> **Job**
Copy every line that holds "dating".

** BEGIN Entries **

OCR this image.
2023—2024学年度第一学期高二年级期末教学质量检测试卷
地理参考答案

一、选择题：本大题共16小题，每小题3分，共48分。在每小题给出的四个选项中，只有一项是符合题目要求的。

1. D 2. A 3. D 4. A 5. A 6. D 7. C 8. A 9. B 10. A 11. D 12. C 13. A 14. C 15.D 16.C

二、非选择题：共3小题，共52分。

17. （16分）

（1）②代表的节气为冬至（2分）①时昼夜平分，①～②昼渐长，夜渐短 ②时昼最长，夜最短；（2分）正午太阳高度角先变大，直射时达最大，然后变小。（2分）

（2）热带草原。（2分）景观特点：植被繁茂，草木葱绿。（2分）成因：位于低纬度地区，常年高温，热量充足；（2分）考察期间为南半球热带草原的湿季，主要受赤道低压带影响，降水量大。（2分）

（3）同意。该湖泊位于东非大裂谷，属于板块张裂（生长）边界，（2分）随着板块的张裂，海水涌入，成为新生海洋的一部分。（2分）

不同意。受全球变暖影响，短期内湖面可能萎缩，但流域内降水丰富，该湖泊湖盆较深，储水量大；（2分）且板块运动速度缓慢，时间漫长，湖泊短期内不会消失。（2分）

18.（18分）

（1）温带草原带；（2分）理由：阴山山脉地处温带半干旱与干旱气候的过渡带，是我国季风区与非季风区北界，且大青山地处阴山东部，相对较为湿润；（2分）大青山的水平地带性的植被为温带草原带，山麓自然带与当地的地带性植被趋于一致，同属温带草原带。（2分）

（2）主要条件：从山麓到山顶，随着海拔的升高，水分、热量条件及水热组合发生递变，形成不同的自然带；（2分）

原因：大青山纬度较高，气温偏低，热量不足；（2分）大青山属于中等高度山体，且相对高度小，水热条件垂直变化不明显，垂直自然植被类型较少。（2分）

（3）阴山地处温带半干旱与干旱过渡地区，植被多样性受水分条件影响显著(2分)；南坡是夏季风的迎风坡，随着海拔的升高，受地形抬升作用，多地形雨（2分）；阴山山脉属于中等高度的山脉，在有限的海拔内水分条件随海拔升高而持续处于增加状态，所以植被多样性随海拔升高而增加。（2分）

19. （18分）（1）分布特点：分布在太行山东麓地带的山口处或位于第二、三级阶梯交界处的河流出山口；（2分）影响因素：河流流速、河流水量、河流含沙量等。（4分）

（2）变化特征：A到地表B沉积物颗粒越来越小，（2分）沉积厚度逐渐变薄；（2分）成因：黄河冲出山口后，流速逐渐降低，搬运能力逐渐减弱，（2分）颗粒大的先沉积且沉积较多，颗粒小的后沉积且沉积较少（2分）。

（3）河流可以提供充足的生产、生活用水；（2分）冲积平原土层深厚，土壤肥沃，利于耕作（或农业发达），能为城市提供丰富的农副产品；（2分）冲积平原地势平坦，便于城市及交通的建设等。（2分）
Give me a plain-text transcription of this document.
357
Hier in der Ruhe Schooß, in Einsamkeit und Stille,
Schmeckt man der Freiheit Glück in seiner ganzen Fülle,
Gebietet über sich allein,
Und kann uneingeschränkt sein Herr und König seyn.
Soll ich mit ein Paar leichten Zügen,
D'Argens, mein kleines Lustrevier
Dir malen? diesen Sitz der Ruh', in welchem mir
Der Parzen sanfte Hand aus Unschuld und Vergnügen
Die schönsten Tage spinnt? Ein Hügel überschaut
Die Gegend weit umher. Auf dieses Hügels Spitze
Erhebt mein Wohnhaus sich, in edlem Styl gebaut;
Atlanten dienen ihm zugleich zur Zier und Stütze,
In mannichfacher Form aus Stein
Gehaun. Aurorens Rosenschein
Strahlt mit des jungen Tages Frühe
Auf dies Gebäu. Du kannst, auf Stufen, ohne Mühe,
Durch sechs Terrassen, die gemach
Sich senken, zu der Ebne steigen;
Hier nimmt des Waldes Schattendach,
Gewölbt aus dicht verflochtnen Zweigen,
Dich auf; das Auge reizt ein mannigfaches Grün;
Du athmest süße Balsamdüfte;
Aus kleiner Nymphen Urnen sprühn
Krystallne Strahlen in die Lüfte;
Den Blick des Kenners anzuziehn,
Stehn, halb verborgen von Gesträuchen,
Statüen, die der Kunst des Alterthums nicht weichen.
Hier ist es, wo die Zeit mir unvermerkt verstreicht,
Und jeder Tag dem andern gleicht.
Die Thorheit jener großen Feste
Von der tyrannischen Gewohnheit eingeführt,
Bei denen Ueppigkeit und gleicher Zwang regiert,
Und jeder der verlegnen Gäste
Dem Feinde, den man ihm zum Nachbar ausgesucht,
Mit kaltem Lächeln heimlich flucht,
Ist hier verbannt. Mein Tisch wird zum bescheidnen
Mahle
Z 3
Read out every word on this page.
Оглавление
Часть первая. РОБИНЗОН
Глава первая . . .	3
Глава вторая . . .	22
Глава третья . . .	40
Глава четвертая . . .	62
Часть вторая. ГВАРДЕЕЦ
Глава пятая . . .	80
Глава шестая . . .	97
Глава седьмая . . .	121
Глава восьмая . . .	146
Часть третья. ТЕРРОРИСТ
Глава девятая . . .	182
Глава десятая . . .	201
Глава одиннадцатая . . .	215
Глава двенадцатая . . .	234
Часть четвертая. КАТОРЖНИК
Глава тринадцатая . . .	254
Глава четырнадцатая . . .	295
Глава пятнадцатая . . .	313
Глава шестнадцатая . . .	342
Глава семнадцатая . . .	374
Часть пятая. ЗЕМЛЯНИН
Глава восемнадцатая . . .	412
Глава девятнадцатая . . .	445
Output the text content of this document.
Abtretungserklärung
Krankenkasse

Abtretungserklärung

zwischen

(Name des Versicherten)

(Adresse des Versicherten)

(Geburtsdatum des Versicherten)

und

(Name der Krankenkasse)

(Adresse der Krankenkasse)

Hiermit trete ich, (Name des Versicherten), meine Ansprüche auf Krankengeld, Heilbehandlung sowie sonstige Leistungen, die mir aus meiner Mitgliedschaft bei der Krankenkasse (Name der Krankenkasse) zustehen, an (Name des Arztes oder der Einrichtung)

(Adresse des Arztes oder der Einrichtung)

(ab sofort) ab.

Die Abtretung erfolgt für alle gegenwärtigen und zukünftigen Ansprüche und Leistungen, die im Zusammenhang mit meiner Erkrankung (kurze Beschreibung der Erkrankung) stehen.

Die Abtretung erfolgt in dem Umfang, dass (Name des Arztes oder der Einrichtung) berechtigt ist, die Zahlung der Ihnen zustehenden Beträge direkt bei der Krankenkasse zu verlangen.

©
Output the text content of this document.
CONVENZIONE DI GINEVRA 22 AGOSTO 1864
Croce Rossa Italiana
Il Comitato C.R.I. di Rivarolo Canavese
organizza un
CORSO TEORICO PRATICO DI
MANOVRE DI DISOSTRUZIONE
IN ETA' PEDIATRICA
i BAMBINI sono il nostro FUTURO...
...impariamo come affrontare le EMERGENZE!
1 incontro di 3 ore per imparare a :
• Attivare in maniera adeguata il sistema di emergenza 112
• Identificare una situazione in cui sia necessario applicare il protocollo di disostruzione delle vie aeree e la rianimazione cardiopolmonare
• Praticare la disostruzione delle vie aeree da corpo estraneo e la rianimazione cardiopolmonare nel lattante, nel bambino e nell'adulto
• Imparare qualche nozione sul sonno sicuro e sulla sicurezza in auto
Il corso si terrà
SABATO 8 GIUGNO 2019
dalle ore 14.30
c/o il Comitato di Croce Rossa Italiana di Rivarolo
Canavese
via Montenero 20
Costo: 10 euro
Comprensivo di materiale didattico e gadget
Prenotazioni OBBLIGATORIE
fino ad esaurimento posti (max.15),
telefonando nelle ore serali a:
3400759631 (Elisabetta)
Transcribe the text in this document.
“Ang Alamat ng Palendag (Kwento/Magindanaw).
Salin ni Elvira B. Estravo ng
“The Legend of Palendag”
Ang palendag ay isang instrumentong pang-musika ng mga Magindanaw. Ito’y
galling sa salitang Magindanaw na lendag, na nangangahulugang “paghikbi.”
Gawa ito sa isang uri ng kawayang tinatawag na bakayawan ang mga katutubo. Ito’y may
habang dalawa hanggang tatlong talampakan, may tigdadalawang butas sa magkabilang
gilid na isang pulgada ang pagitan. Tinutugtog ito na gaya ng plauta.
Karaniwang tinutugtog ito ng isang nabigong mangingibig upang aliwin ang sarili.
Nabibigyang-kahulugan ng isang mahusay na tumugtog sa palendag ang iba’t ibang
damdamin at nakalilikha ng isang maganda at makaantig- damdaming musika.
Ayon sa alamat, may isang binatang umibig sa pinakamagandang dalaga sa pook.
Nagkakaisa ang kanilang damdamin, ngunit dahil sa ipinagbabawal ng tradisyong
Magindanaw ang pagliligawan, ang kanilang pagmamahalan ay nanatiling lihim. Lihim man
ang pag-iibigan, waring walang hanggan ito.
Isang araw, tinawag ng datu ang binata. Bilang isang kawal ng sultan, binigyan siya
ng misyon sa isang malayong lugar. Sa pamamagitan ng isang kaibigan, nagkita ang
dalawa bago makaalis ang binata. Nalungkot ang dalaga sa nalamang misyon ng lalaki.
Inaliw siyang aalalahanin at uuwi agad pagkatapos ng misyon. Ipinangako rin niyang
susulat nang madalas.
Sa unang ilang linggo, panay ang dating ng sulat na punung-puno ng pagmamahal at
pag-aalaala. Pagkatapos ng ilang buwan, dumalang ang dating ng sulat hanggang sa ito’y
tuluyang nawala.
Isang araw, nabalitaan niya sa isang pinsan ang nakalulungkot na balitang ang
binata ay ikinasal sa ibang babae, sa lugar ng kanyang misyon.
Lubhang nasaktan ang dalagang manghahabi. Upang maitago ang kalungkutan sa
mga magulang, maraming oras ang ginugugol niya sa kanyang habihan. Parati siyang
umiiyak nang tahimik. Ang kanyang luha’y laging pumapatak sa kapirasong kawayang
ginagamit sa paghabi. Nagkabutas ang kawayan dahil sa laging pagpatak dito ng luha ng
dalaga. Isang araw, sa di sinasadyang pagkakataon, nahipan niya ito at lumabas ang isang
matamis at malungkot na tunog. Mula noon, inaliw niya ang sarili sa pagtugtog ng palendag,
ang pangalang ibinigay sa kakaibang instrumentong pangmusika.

** END Entries **

> **Answer to this problem**
Sa unang ilang linggo, panay ang dating ng sulat na punung-puno ng pagmamahal at
pag-aalaala. Pagkatapos ng ilang buwan, dumalang ang dating ng sulat hanggang sa ito’y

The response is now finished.